* **Records to process**:

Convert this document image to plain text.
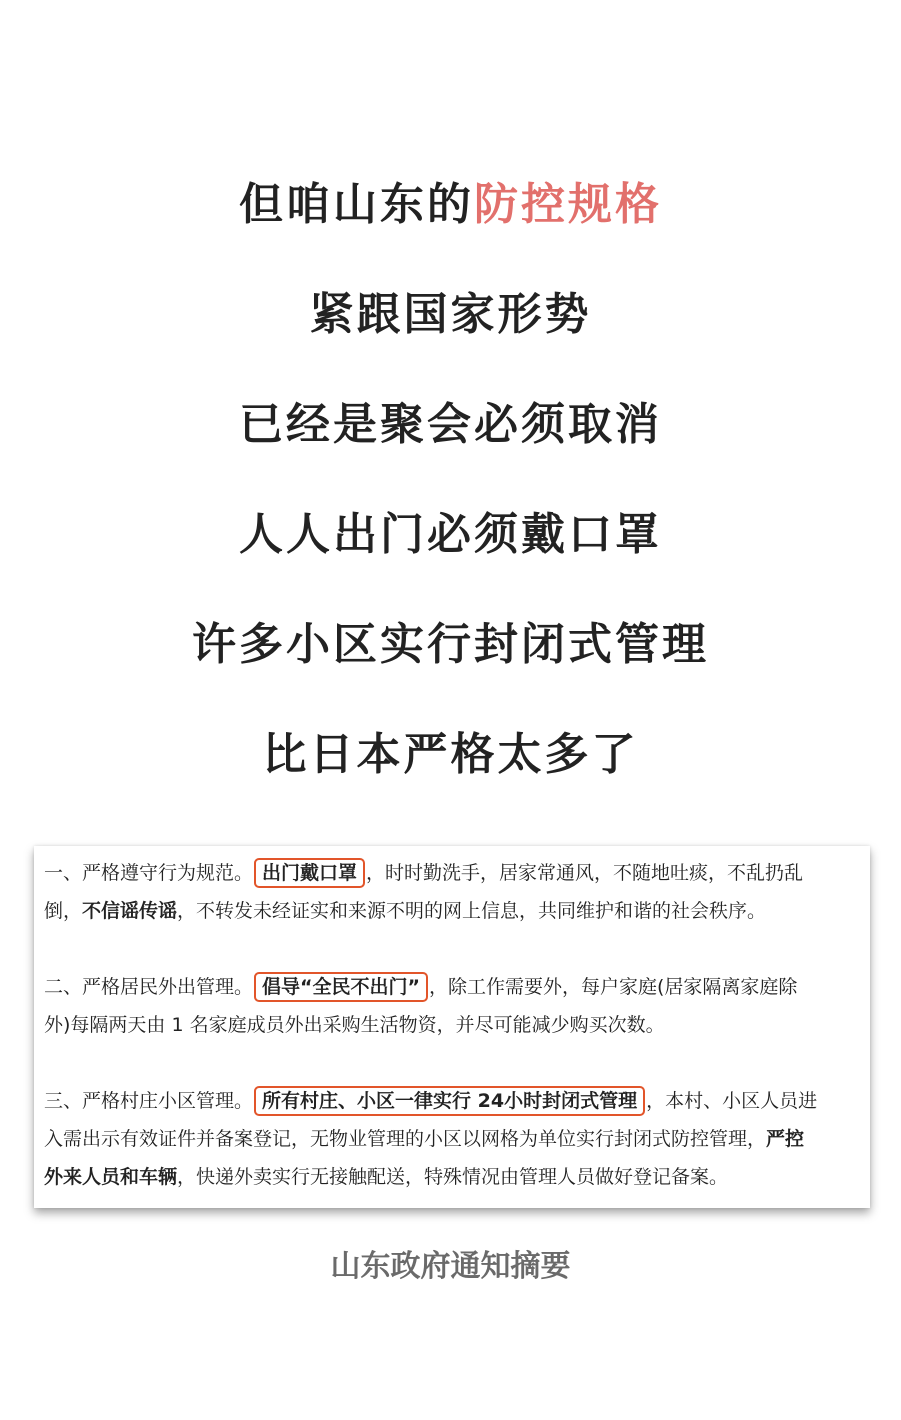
但咱山东的防控规格
紧跟国家形势
已经是聚会必须取消
人人出门必须戴口罩
许多小区实行封闭式管理
比日本严格太多了
一、严格遵守行为规范。 出门戴口罩 ，时时勤洗手，居家常通风，不随地吐痰，不乱扔乱
倒，不信谣传谣，不转发未经证实和来源不明的网上信息，共同维护和谐的社会秩序。
二、严格居民外出管理。 倡导“全民不出门” ，除工作需要外，每户家庭(居家隔离家庭除
外)每隔两天由 1 名家庭成员外出采购生活物资，并尽可能减少购买次数。
三、严格村庄小区管理。 所有村庄、小区一律实行 24小时封闭式管理 ，本村、小区人员进
入需出示有效证件并备案登记，无物业管理的小区以网格为单位实行封闭式防控管理，严控
外来人员和车辆，快递外卖实行无接触配送，特殊情况由管理人员做好登记备案。
山东政府通知摘要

* **Work instructions**: All records should be output exactly, with the pictures left out.

* **Correct answer**:
Convert this document image to plain text.
但咱山东的防控规格
紧跟国家形势
已经是聚会必须取消
人人出门必须戴口罩
许多小区实行封闭式管理
比日本严格太多了
一、严格遵守行为规范。 出门戴口罩 ，时时勤洗手，居家常通风，不随地吐痰，不乱扔乱
倒，不信谣传谣，不转发未经证实和来源不明的网上信息，共同维护和谐的社会秩序。
二、严格居民外出管理。 倡导“全民不出门” ，除工作需要外，每户家庭(居家隔离家庭除
外)每隔两天由 1 名家庭成员外出采购生活物资，并尽可能减少购买次数。
三、严格村庄小区管理。 所有村庄、小区一律实行 24小时封闭式管理 ，本村、小区人员进
入需出示有效证件并备案登记，无物业管理的小区以网格为单位实行封闭式防控管理，严控
外来人员和车辆，快递外卖实行无接触配送，特殊情况由管理人员做好登记备案。
山东政府通知摘要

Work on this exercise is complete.